Set task →
Transcribe the listing exactly, leaving out every picture.

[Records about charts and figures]
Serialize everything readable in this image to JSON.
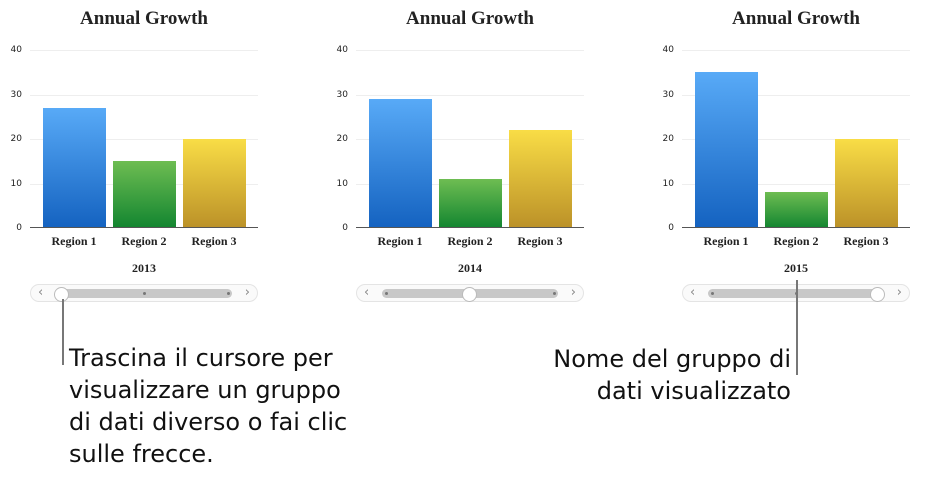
{
  "chart_data": [
    {
      "type": "bar",
      "title": "Annual Growth",
      "categories": [
        "Region 1",
        "Region 2",
        "Region 3"
      ],
      "values": [
        27,
        15,
        20
      ],
      "xlabel": "2013",
      "ylim": [
        0,
        40
      ],
      "yticks": [
        0,
        10,
        20,
        30,
        40
      ],
      "slider_position": 0
    },
    {
      "type": "bar",
      "title": "Annual Growth",
      "categories": [
        "Region 1",
        "Region 2",
        "Region 3"
      ],
      "values": [
        29,
        11,
        22
      ],
      "xlabel": "2014",
      "ylim": [
        0,
        40
      ],
      "yticks": [
        0,
        10,
        20,
        30,
        40
      ],
      "slider_position": 0.5
    },
    {
      "type": "bar",
      "title": "Annual Growth",
      "categories": [
        "Region 1",
        "Region 2",
        "Region 3"
      ],
      "values": [
        35,
        8,
        20
      ],
      "xlabel": "2015",
      "ylim": [
        0,
        40
      ],
      "yticks": [
        0,
        10,
        20,
        30,
        40
      ],
      "slider_position": 1
    }
  ],
  "colors": {
    "region1": "#3d8ae6",
    "region2": "#3aa540",
    "region3": "#e2c038"
  },
  "callouts": {
    "left": [
      "Trascina il cursore per",
      "visualizzare un gruppo",
      "di dati diverso o fai clic",
      "sulle frecce."
    ],
    "right": [
      "Nome del gruppo di",
      "dati visualizzato"
    ]
  }
}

Final result →
Serialize everything readable in this image to JSON.
{
  "chart_data": [
    {
      "type": "bar",
      "title": "Annual Growth",
      "categories": [
        "Region 1",
        "Region 2",
        "Region 3"
      ],
      "values": [
        27,
        15,
        20
      ],
      "xlabel": "2013",
      "ylim": [
        0,
        40
      ],
      "yticks": [
        0,
        10,
        20,
        30,
        40
      ],
      "slider_position": 0
    },
    {
      "type": "bar",
      "title": "Annual Growth",
      "categories": [
        "Region 1",
        "Region 2",
        "Region 3"
      ],
      "values": [
        29,
        11,
        22
      ],
      "xlabel": "2014",
      "ylim": [
        0,
        40
      ],
      "yticks": [
        0,
        10,
        20,
        30,
        40
      ],
      "slider_position": 0.5
    },
    {
      "type": "bar",
      "title": "Annual Growth",
      "categories": [
        "Region 1",
        "Region 2",
        "Region 3"
      ],
      "values": [
        35,
        8,
        20
      ],
      "xlabel": "2015",
      "ylim": [
        0,
        40
      ],
      "yticks": [
        0,
        10,
        20,
        30,
        40
      ],
      "slider_position": 1
    }
  ],
  "colors": {
    "region1": "#3d8ae6",
    "region2": "#3aa540",
    "region3": "#e2c038"
  },
  "callouts": {
    "left": [
      "Trascina il cursore per",
      "visualizzare un gruppo",
      "di dati diverso o fai clic",
      "sulle frecce."
    ],
    "right": [
      "Nome del gruppo di",
      "dati visualizzato"
    ]
  }
}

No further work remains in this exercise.